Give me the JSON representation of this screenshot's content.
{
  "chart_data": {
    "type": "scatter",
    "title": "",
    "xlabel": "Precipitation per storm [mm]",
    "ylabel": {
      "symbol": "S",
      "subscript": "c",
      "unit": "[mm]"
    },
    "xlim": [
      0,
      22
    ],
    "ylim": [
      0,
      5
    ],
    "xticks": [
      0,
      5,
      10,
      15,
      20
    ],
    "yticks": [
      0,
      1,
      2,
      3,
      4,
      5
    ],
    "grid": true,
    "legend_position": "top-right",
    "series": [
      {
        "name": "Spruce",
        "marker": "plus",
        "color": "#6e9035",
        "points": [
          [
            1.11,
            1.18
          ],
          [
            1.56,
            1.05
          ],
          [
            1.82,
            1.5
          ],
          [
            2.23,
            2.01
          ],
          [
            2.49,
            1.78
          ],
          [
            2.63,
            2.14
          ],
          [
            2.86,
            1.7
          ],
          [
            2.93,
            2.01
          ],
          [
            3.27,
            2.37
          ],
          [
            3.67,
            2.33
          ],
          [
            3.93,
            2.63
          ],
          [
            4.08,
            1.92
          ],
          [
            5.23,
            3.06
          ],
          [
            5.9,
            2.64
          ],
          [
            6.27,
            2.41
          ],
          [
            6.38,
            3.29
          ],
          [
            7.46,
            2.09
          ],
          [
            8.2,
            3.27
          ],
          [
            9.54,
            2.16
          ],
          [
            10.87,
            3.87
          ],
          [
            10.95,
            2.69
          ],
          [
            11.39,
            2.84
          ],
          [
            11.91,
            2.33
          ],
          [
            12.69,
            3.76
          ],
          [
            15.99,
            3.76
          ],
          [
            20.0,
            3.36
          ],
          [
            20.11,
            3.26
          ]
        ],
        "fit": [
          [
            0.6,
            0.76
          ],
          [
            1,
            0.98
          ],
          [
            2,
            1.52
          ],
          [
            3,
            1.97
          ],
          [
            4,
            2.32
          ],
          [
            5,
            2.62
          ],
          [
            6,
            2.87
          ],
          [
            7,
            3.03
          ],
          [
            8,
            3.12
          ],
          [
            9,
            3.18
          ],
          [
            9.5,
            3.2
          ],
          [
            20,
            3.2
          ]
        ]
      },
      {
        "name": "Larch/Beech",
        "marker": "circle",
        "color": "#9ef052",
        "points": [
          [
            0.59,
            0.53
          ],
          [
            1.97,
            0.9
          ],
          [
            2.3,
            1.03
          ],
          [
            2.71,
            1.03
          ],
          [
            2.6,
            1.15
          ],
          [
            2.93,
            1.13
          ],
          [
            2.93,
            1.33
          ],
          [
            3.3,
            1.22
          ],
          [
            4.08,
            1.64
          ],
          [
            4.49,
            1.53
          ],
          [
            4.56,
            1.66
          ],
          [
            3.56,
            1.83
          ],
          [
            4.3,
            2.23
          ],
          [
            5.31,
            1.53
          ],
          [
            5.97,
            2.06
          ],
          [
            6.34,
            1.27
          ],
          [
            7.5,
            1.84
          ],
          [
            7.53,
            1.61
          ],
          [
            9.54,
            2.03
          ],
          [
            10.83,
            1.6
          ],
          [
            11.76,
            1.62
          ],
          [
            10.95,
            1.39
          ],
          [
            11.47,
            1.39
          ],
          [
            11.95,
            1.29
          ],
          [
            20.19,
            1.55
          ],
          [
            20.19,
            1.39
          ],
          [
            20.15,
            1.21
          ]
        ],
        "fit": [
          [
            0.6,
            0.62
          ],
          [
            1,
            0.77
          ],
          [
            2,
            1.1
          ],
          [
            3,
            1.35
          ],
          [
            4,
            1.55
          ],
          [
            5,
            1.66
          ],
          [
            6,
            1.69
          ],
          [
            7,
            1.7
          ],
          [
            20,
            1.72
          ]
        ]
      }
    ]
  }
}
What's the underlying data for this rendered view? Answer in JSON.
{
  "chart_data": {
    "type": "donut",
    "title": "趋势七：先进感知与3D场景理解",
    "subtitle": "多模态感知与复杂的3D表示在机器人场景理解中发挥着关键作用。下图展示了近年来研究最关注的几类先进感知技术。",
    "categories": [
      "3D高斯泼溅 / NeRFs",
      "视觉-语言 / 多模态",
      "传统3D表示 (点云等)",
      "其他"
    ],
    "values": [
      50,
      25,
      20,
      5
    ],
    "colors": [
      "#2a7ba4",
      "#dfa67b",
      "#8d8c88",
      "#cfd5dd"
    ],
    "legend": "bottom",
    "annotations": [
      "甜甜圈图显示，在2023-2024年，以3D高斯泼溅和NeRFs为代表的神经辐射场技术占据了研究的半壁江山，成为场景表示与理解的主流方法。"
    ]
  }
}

********

• [AIM]: Gather from the records above every line containing the string "JSON".

• [RESULT OF THIS EXERCISE]:
Give me the JSON representation of this screenshot's content.
What's the underlying data for this rendered view? Answer in JSON.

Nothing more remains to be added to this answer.